-- Begin Entries supplied --

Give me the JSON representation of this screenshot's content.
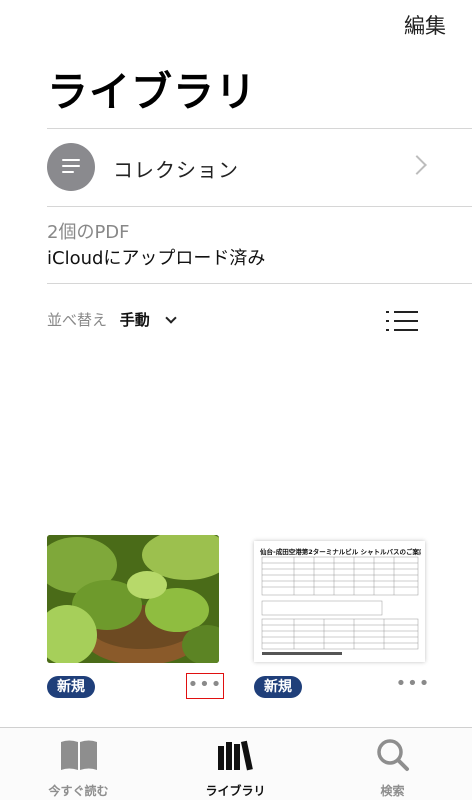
{
  "header": {
    "edit_label": "編集",
    "title": "ライブラリ"
  },
  "collections": {
    "label": "コレクション"
  },
  "info": {
    "pdf_count": "2個のPDF",
    "icloud_status": "iCloudにアップロード済み"
  },
  "sort": {
    "label": "並べ替え",
    "value": "手動"
  },
  "books": [
    {
      "badge": "新規",
      "more": "•••",
      "cover": "plant-photo"
    },
    {
      "badge": "新規",
      "more": "•••",
      "cover": "shuttle-bus-timetable",
      "cover_title": "仙台-成田空港第2ターミナルビル シャトルバスのご案内"
    }
  ],
  "tabbar": {
    "items": [
      {
        "label": "今すぐ読む",
        "icon": "book-icon"
      },
      {
        "label": "ライブラリ",
        "icon": "library-icon",
        "active": true
      },
      {
        "label": "検索",
        "icon": "search-icon"
      }
    ]
  },
  "colors": {
    "badge": "#1f3f7a",
    "highlight": "#e01010",
    "accent_gray": "#8a8a8e"
  }
}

-- End Entries supplied --

■ **Do this**:
From the records given above, reproduce all text exactly and exclude each picture.

■ **Finished task**:
Give me the JSON representation of this screenshot's content.
{
  "header": {
    "edit_label": "編集",
    "title": "ライブラリ"
  },
  "collections": {
    "label": "コレクション"
  },
  "info": {
    "pdf_count": "2個のPDF",
    "icloud_status": "iCloudにアップロード済み"
  },
  "sort": {
    "label": "並べ替え",
    "value": "手動"
  },
  "books": [
    {
      "badge": "新規",
      "more": "•••",
      "cover": "plant-photo"
    },
    {
      "badge": "新規",
      "more": "•••",
      "cover": "shuttle-bus-timetable",
      "cover_title": "仙台-成田空港第2ターミナルビル シャトルバスのご案内"
    }
  ],
  "tabbar": {
    "items": [
      {
        "label": "今すぐ読む",
        "icon": "book-icon"
      },
      {
        "label": "ライブラリ",
        "icon": "library-icon",
        "active": true
      },
      {
        "label": "検索",
        "icon": "search-icon"
      }
    ]
  },
  "colors": {
    "badge": "#1f3f7a",
    "highlight": "#e01010",
    "accent_gray": "#8a8a8e"
  }
}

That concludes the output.